_JOB_
Each entry below should be reproduced character for character.

_RECORDS TO PROCESS_
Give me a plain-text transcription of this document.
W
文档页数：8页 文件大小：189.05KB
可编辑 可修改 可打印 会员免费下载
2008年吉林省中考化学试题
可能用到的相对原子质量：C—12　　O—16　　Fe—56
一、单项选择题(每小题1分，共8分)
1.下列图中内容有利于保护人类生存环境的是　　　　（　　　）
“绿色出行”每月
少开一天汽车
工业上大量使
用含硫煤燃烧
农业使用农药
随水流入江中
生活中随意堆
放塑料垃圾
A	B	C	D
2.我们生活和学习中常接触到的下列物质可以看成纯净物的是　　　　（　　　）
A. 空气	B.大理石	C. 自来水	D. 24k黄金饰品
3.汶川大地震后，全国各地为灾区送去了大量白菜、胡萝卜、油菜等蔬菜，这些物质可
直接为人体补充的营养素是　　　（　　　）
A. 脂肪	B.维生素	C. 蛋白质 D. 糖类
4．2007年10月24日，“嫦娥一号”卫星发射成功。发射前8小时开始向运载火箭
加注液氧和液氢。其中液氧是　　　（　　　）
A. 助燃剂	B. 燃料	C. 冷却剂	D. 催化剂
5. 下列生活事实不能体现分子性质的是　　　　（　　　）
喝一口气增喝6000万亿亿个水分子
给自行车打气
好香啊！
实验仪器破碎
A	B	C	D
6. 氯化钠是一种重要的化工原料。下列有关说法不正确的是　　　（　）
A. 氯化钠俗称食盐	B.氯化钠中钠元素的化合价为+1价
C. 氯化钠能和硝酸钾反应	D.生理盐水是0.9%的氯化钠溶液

_TASK SOLUTION_
Give me a plain-text transcription of this document.
W
文档页数：8页 文件大小：189.05KB
可编辑 可修改 可打印 会员免费下载
2008年吉林省中考化学试题
可能用到的相对原子质量：C—12　　O—16　　Fe—56
一、单项选择题(每小题1分，共8分)
1.下列图中内容有利于保护人类生存环境的是　　　　（　　　）
“绿色出行”每月
少开一天汽车
工业上大量使
用含硫煤燃烧
农业使用农药
随水流入江中
生活中随意堆
放塑料垃圾
A	B	C	D
2.我们生活和学习中常接触到的下列物质可以看成纯净物的是　　　　（　　　）
A. 空气	B.大理石	C. 自来水	D. 24k黄金饰品
3.汶川大地震后，全国各地为灾区送去了大量白菜、胡萝卜、油菜等蔬菜，这些物质可
直接为人体补充的营养素是　　　（　　　）
A. 脂肪	B.维生素	C. 蛋白质 D. 糖类
4．2007年10月24日，“嫦娥一号”卫星发射成功。发射前8小时开始向运载火箭
加注液氧和液氢。其中液氧是　　　（　　　）
A. 助燃剂	B. 燃料	C. 冷却剂	D. 催化剂
5. 下列生活事实不能体现分子性质的是　　　　（　　　）
喝一口气增喝6000万亿亿个水分子
给自行车打气
好香啊！
实验仪器破碎
A	B	C	D
6. 氯化钠是一种重要的化工原料。下列有关说法不正确的是　　　（　）
A. 氯化钠俗称食盐	B.氯化钠中钠元素的化合价为+1价
C. 氯化钠能和硝酸钾反应	D.生理盐水是0.9%的氯化钠溶液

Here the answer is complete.